:: AIM ::
Check each line of the listing below for the string "shield", and copy the ones that have it.

[start]

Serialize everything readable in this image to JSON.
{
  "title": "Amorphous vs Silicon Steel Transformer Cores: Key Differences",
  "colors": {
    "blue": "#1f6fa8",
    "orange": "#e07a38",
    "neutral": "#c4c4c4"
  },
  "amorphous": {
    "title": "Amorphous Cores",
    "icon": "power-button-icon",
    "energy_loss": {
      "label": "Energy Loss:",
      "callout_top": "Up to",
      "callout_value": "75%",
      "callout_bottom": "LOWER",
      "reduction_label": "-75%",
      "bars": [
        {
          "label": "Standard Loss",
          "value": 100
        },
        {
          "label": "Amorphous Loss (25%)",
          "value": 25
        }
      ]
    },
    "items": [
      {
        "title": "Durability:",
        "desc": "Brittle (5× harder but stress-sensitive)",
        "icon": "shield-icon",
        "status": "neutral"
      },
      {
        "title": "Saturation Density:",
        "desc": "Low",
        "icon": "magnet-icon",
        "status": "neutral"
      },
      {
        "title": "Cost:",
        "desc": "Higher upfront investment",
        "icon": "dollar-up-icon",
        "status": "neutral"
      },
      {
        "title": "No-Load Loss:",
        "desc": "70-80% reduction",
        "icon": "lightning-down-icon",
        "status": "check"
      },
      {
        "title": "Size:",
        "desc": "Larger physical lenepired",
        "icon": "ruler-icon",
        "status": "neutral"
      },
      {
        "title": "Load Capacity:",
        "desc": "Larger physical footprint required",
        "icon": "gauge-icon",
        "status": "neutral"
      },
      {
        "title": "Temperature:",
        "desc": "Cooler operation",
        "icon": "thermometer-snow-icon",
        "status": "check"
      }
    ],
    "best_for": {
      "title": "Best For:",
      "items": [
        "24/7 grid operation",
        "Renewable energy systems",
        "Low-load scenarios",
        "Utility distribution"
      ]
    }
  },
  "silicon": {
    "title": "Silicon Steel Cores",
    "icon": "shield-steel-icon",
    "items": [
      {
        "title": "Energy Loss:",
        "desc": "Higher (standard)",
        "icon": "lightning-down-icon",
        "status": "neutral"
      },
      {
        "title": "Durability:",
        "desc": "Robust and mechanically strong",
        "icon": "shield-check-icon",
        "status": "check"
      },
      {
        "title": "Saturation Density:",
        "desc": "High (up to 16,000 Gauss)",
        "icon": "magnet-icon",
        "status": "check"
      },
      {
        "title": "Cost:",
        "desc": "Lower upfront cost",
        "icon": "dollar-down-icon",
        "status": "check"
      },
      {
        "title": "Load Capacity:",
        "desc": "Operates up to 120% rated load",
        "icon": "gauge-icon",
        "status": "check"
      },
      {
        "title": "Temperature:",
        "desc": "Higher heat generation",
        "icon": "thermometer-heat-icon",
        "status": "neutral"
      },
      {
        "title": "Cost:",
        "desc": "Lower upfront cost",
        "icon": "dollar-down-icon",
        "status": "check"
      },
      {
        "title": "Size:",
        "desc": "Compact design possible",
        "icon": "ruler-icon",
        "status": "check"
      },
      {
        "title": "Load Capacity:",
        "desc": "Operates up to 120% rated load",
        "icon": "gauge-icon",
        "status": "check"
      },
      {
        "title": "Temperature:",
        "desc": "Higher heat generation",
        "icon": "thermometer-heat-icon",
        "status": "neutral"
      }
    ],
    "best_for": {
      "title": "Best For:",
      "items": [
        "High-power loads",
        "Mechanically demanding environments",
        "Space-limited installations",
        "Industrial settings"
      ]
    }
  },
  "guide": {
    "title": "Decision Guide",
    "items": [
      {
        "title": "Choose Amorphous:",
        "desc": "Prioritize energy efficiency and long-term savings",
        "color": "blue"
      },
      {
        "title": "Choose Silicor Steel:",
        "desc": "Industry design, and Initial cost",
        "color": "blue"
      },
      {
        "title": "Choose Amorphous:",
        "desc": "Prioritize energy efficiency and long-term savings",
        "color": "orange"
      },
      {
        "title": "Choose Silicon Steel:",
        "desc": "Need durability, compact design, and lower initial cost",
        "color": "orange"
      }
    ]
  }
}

[end]
[start]

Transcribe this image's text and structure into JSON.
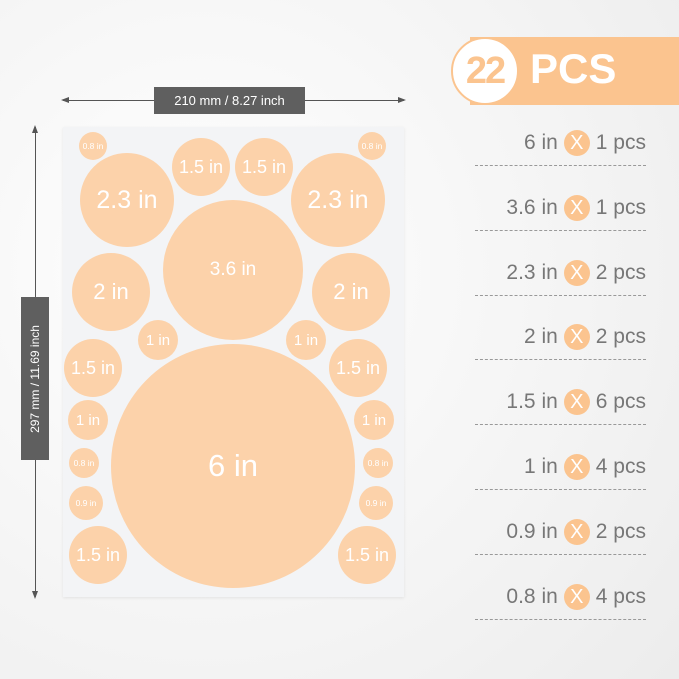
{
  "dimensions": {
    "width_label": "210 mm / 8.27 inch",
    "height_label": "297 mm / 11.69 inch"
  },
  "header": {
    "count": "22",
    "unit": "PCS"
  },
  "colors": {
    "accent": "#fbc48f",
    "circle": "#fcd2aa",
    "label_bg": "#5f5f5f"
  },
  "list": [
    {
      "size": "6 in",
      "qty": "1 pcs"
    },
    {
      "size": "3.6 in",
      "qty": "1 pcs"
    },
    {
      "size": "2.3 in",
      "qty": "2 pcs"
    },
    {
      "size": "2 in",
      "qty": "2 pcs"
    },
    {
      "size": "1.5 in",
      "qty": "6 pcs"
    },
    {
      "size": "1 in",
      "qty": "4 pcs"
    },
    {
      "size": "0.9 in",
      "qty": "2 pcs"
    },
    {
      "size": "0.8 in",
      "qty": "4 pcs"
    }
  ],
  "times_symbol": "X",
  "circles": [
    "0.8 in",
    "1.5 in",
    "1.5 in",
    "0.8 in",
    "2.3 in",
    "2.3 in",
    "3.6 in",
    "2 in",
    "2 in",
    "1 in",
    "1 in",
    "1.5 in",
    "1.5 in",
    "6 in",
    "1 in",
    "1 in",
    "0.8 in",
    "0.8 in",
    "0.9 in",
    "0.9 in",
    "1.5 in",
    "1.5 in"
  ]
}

[end]

:: ANSWER BELOW ::
        "icon": "shield-icon",
    "icon": "shield-steel-icon",
        "icon": "shield-check-icon",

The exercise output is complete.